▶ **Exercise aim**: Rewrite the rows below, switching every "Geometric Mean" to "Arithmetic Mean" and leaving everything else unchanged.

**** Records to use ****

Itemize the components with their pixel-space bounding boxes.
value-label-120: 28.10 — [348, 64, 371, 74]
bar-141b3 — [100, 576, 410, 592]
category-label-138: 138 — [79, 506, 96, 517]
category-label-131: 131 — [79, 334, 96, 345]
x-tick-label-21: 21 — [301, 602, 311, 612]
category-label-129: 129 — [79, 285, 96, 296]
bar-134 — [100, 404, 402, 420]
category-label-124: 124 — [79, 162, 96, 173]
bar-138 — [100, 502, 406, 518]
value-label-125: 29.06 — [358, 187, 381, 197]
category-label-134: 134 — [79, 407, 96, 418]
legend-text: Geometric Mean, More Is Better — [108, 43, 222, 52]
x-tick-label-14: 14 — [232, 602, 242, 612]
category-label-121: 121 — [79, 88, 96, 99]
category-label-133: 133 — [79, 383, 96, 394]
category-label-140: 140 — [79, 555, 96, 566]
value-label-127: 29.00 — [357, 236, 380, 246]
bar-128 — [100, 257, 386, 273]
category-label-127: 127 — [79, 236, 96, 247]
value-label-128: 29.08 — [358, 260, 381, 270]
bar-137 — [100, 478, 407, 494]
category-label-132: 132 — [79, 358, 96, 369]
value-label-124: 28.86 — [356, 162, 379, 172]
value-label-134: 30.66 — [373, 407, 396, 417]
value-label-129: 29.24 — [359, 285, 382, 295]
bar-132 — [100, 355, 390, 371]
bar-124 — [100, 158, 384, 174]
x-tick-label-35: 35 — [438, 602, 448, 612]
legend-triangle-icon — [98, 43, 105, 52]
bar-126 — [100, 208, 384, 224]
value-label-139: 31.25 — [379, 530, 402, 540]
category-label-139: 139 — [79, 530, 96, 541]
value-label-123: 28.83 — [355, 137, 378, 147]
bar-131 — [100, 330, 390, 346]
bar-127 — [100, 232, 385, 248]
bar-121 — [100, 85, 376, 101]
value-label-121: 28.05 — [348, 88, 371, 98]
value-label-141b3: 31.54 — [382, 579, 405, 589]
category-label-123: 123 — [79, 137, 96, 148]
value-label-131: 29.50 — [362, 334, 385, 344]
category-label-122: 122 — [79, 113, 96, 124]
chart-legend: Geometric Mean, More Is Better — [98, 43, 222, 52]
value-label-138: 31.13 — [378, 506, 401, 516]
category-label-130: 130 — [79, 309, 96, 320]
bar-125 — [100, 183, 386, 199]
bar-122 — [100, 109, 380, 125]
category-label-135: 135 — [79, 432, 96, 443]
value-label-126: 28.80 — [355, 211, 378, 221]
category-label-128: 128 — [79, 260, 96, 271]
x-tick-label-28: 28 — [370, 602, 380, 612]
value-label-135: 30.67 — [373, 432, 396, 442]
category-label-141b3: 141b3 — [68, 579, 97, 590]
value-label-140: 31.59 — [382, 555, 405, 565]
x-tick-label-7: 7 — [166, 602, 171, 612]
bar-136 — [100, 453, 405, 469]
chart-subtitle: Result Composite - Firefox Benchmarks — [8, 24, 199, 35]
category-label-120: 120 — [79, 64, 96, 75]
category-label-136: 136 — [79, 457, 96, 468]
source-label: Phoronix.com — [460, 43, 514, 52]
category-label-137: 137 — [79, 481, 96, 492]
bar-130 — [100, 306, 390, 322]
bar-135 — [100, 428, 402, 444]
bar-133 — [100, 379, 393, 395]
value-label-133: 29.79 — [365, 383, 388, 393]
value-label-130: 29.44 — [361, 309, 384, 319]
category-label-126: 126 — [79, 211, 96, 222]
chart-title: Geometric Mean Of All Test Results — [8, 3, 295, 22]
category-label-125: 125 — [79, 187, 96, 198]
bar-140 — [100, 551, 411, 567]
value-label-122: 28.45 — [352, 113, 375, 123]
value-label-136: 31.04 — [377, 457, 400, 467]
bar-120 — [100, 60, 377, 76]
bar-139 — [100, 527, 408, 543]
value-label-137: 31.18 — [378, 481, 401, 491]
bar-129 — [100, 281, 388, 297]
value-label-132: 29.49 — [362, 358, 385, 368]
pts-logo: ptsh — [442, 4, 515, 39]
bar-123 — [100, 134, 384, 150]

****

▶ **Complete output**:
Itemize the components with their pixel-space bounding boxes.
value-label-120: 28.10 — [348, 64, 371, 74]
bar-141b3 — [100, 576, 410, 592]
category-label-138: 138 — [79, 506, 96, 517]
category-label-131: 131 — [79, 334, 96, 345]
x-tick-label-21: 21 — [301, 602, 311, 612]
category-label-129: 129 — [79, 285, 96, 296]
bar-134 — [100, 404, 402, 420]
category-label-124: 124 — [79, 162, 96, 173]
bar-138 — [100, 502, 406, 518]
value-label-125: 29.06 — [358, 187, 381, 197]
category-label-134: 134 — [79, 407, 96, 418]
legend-text: Arithmetic Mean, More Is Better — [108, 43, 222, 52]
x-tick-label-14: 14 — [232, 602, 242, 612]
category-label-121: 121 — [79, 88, 96, 99]
category-label-133: 133 — [79, 383, 96, 394]
category-label-140: 140 — [79, 555, 96, 566]
value-label-127: 29.00 — [357, 236, 380, 246]
bar-128 — [100, 257, 386, 273]
category-label-127: 127 — [79, 236, 96, 247]
value-label-128: 29.08 — [358, 260, 381, 270]
bar-137 — [100, 478, 407, 494]
category-label-132: 132 — [79, 358, 96, 369]
value-label-124: 28.86 — [356, 162, 379, 172]
value-label-134: 30.66 — [373, 407, 396, 417]
value-label-129: 29.24 — [359, 285, 382, 295]
bar-132 — [100, 355, 390, 371]
bar-124 — [100, 158, 384, 174]
x-tick-label-35: 35 — [438, 602, 448, 612]
legend-triangle-icon — [98, 43, 105, 52]
bar-126 — [100, 208, 384, 224]
value-label-139: 31.25 — [379, 530, 402, 540]
category-label-139: 139 — [79, 530, 96, 541]
value-label-123: 28.83 — [355, 137, 378, 147]
bar-131 — [100, 330, 390, 346]
bar-127 — [100, 232, 385, 248]
bar-121 — [100, 85, 376, 101]
value-label-121: 28.05 — [348, 88, 371, 98]
value-label-141b3: 31.54 — [382, 579, 405, 589]
category-label-123: 123 — [79, 137, 96, 148]
value-label-131: 29.50 — [362, 334, 385, 344]
category-label-122: 122 — [79, 113, 96, 124]
chart-legend: Arithmetic Mean, More Is Better — [98, 43, 222, 52]
value-label-138: 31.13 — [378, 506, 401, 516]
category-label-130: 130 — [79, 309, 96, 320]
bar-125 — [100, 183, 386, 199]
bar-122 — [100, 109, 380, 125]
category-label-135: 135 — [79, 432, 96, 443]
value-label-126: 28.80 — [355, 211, 378, 221]
category-label-128: 128 — [79, 260, 96, 271]
x-tick-label-28: 28 — [370, 602, 380, 612]
value-label-135: 30.67 — [373, 432, 396, 442]
category-label-141b3: 141b3 — [68, 579, 97, 590]
value-label-140: 31.59 — [382, 555, 405, 565]
x-tick-label-7: 7 — [166, 602, 171, 612]
bar-136 — [100, 453, 405, 469]
chart-subtitle: Result Composite - Firefox Benchmarks — [8, 24, 199, 35]
category-label-120: 120 — [79, 64, 96, 75]
category-label-136: 136 — [79, 457, 96, 468]
source-label: Phoronix.com — [460, 43, 514, 52]
category-label-137: 137 — [79, 481, 96, 492]
bar-130 — [100, 306, 390, 322]
bar-135 — [100, 428, 402, 444]
bar-133 — [100, 379, 393, 395]
value-label-133: 29.79 — [365, 383, 388, 393]
value-label-130: 29.44 — [361, 309, 384, 319]
category-label-126: 126 — [79, 211, 96, 222]
chart-title: Arithmetic Mean Of All Test Results — [8, 3, 295, 22]
category-label-125: 125 — [79, 187, 96, 198]
bar-140 — [100, 551, 411, 567]
value-label-122: 28.45 — [352, 113, 375, 123]
value-label-136: 31.04 — [377, 457, 400, 467]
bar-120 — [100, 60, 377, 76]
bar-139 — [100, 527, 408, 543]
value-label-137: 31.18 — [378, 481, 401, 491]
bar-129 — [100, 281, 388, 297]
value-label-132: 29.49 — [362, 358, 385, 368]
pts-logo: ptsh — [442, 4, 515, 39]
bar-123 — [100, 134, 384, 150]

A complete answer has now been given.